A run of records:
_ _ _ _ _

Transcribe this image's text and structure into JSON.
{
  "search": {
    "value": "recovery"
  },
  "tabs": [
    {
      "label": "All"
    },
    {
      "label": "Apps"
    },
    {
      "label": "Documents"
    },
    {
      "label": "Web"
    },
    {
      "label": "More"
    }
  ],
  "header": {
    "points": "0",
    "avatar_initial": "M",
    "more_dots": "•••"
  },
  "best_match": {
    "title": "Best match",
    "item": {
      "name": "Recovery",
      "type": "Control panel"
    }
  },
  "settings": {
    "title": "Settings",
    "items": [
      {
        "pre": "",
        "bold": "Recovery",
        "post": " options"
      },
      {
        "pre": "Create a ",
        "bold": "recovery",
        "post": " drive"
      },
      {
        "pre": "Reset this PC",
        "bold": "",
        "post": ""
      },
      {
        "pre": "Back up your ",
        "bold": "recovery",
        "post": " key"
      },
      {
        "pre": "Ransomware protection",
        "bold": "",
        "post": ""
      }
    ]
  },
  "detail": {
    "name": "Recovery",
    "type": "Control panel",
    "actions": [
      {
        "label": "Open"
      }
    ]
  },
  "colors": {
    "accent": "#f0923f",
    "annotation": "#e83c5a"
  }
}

_ _ _ _ _

| EXERCISE REQUIREMENTS |
Retype the records that precede this task, keeping them exactly the same.

| FULL OUTPUT |
Transcribe this image's text and structure into JSON.
{
  "search": {
    "value": "recovery"
  },
  "tabs": [
    {
      "label": "All"
    },
    {
      "label": "Apps"
    },
    {
      "label": "Documents"
    },
    {
      "label": "Web"
    },
    {
      "label": "More"
    }
  ],
  "header": {
    "points": "0",
    "avatar_initial": "M",
    "more_dots": "•••"
  },
  "best_match": {
    "title": "Best match",
    "item": {
      "name": "Recovery",
      "type": "Control panel"
    }
  },
  "settings": {
    "title": "Settings",
    "items": [
      {
        "pre": "",
        "bold": "Recovery",
        "post": " options"
      },
      {
        "pre": "Create a ",
        "bold": "recovery",
        "post": " drive"
      },
      {
        "pre": "Reset this PC",
        "bold": "",
        "post": ""
      },
      {
        "pre": "Back up your ",
        "bold": "recovery",
        "post": " key"
      },
      {
        "pre": "Ransomware protection",
        "bold": "",
        "post": ""
      }
    ]
  },
  "detail": {
    "name": "Recovery",
    "type": "Control panel",
    "actions": [
      {
        "label": "Open"
      }
    ]
  },
  "colors": {
    "accent": "#f0923f",
    "annotation": "#e83c5a"
  }
}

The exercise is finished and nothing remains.